* [CHALLENGE]
Gather up every line from the entries below that uses the word "separately".

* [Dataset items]
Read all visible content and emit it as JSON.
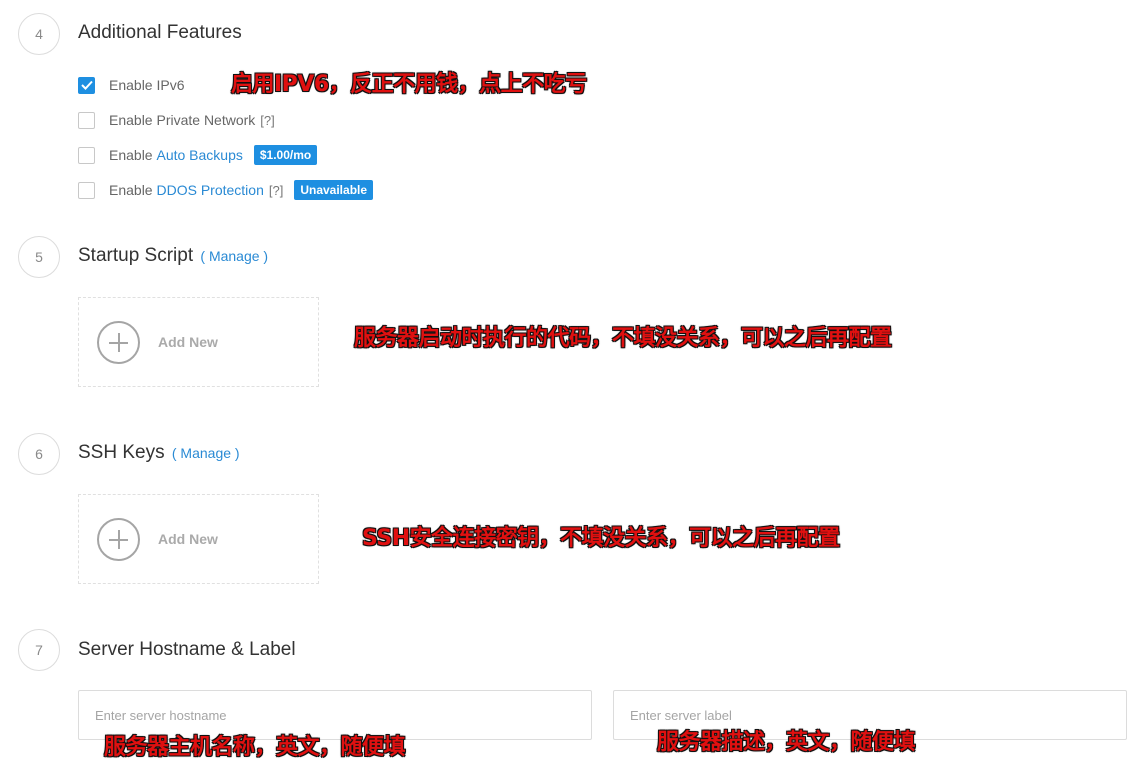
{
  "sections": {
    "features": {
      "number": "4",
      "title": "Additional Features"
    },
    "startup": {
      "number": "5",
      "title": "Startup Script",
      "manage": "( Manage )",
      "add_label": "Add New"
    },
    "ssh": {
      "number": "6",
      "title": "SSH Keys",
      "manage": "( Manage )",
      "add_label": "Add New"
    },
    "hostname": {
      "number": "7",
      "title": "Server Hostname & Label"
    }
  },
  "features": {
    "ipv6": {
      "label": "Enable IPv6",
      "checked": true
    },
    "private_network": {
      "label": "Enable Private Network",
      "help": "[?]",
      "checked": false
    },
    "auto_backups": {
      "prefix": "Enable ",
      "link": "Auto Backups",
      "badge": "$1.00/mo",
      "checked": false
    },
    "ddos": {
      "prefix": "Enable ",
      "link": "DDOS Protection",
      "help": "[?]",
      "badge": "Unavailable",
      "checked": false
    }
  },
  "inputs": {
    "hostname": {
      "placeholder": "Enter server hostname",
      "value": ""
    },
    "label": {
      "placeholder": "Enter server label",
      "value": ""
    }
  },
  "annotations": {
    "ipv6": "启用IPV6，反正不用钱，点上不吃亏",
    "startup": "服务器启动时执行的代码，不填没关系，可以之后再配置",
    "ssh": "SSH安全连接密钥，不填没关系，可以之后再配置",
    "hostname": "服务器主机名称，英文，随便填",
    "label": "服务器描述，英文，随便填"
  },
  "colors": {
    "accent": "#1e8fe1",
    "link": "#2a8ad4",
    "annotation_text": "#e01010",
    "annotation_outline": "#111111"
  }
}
--
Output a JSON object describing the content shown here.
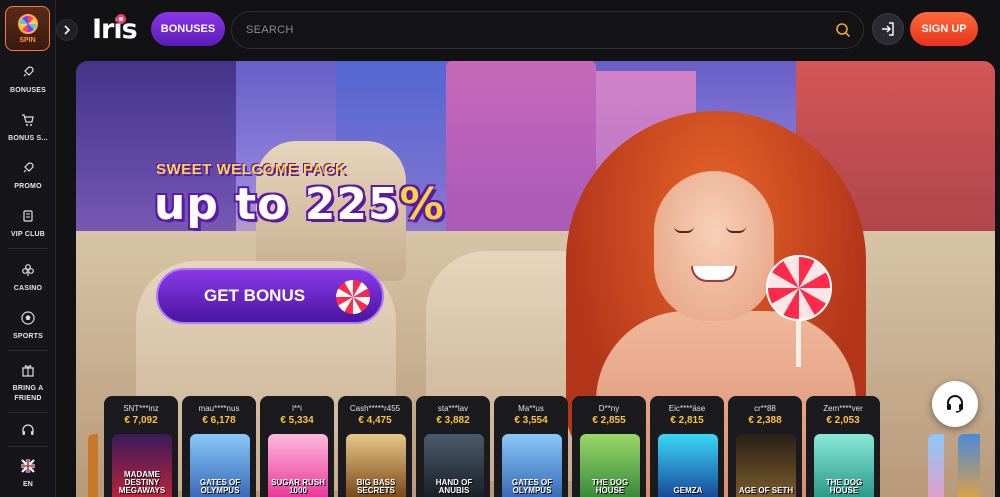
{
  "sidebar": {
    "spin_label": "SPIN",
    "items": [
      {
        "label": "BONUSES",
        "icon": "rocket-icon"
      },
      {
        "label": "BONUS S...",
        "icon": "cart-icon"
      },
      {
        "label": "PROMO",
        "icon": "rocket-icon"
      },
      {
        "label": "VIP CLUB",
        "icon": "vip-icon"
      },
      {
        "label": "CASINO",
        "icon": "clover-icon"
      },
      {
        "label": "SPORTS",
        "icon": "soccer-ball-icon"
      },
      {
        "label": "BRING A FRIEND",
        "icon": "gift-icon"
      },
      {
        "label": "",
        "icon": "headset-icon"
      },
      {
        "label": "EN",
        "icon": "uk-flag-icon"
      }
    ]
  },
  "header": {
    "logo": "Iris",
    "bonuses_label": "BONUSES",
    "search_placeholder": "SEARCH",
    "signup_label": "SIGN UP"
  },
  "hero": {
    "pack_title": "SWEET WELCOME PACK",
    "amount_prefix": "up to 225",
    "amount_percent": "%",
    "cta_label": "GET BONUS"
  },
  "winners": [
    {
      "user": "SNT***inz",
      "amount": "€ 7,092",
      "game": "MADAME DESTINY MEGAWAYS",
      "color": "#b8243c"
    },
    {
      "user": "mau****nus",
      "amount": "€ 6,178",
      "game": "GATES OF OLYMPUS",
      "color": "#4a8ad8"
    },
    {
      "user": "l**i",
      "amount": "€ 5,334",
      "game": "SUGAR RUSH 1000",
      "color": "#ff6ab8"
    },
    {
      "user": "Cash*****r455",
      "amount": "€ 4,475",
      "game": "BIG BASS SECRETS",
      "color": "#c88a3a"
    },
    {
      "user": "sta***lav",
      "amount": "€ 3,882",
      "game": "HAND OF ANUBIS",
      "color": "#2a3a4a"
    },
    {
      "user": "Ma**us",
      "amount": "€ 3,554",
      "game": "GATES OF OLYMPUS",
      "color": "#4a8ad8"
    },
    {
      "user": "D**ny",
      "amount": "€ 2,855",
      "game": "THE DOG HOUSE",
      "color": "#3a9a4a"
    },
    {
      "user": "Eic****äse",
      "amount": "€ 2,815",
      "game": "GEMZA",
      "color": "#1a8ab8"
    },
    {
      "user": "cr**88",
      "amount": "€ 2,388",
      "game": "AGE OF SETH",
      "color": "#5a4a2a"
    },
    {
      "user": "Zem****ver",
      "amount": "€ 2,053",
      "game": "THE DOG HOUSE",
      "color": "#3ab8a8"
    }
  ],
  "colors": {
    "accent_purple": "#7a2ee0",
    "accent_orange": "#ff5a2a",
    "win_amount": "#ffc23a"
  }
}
==
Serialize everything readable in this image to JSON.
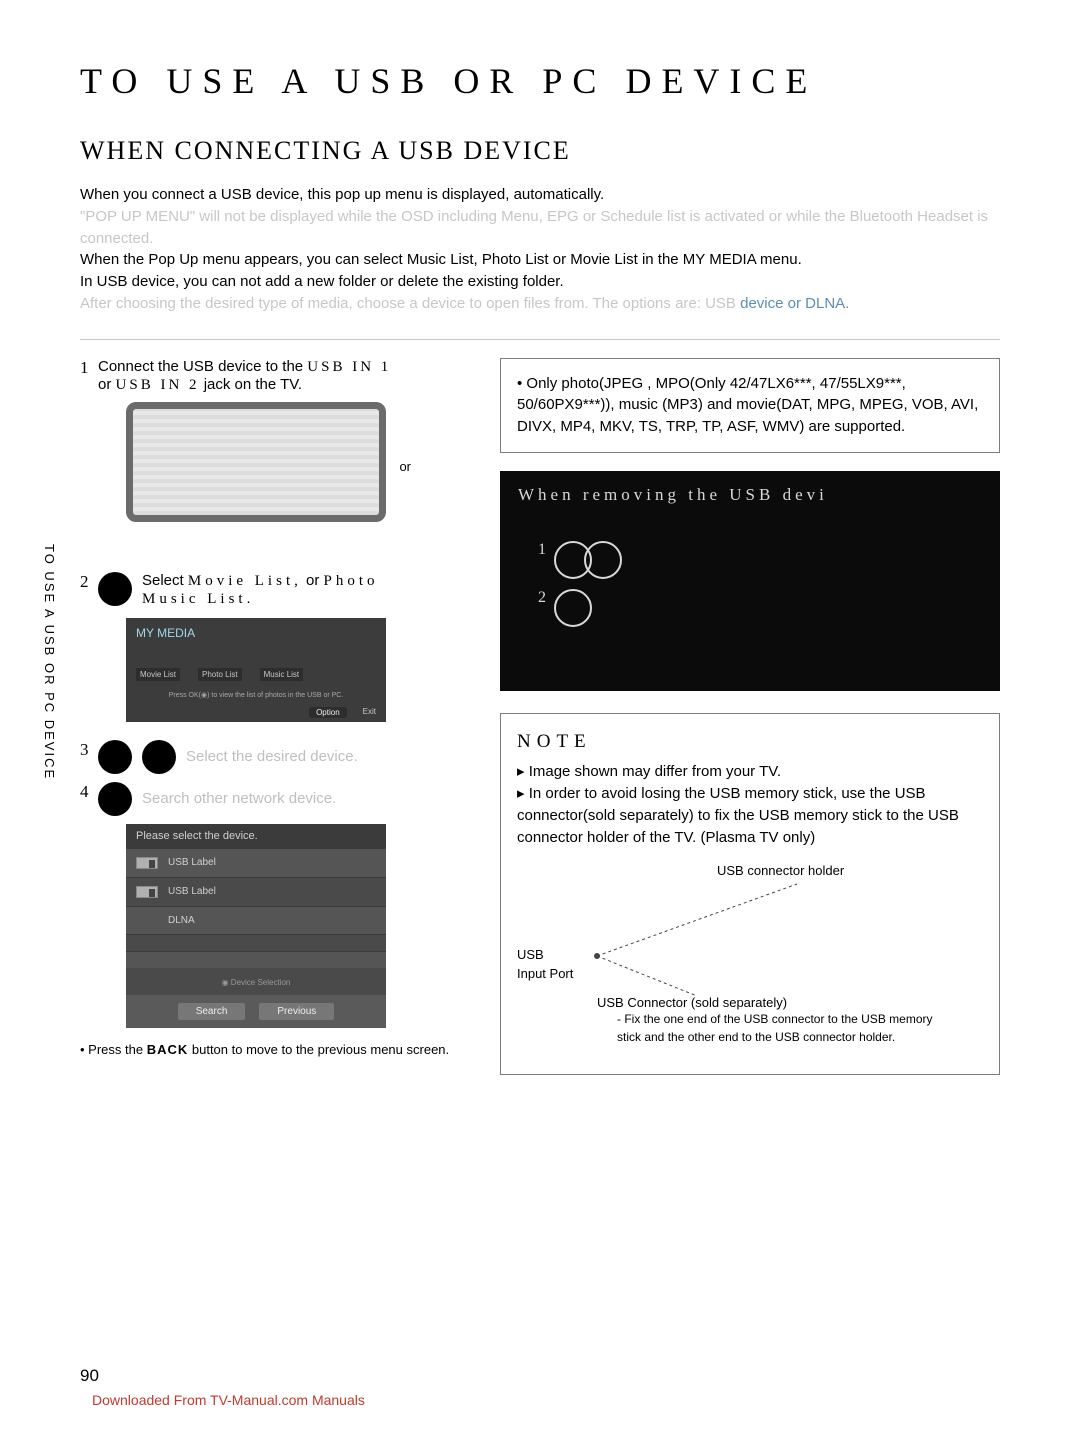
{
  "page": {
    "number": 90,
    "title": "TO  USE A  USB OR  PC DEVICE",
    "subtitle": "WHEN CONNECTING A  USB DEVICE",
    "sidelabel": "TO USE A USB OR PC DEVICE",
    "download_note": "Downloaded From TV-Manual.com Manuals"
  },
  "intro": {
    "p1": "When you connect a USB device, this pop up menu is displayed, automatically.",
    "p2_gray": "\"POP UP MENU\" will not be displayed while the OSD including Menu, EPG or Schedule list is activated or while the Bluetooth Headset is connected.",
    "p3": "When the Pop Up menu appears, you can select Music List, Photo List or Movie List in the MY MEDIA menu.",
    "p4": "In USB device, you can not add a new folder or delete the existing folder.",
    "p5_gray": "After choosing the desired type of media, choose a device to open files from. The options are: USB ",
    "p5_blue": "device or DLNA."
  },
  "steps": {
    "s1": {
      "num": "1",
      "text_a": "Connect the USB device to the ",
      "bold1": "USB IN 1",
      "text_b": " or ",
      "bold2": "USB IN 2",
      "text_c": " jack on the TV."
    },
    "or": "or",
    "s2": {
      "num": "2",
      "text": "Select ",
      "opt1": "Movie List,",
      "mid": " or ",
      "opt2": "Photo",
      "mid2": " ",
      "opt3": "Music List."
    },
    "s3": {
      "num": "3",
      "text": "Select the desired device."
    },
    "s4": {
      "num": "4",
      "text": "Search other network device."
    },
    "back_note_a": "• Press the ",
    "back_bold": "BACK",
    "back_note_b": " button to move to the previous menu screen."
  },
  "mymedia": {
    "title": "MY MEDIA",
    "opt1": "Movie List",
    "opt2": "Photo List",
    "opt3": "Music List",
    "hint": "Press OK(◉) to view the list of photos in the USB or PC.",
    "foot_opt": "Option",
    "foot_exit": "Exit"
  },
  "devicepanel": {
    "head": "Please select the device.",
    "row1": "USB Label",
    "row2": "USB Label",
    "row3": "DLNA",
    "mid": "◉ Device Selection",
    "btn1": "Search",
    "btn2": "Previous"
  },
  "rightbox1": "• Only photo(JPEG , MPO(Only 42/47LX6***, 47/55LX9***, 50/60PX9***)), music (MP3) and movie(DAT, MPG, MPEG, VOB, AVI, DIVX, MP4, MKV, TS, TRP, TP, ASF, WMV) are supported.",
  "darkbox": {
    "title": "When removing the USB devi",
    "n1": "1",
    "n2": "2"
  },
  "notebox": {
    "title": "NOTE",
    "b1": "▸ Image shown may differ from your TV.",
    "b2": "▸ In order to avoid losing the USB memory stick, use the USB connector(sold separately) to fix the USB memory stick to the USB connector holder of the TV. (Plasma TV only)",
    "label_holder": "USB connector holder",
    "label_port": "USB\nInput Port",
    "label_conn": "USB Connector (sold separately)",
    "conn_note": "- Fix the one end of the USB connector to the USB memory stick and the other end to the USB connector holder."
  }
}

* [WRITTEN SOLUTION]
    "b2": "▸ In order to avoid losing the USB memory stick, use the USB connector(sold separately) to fix the USB memory stick to the USB connector holder of the TV. (Plasma TV only)",
    "label_conn": "USB Connector (sold separately)",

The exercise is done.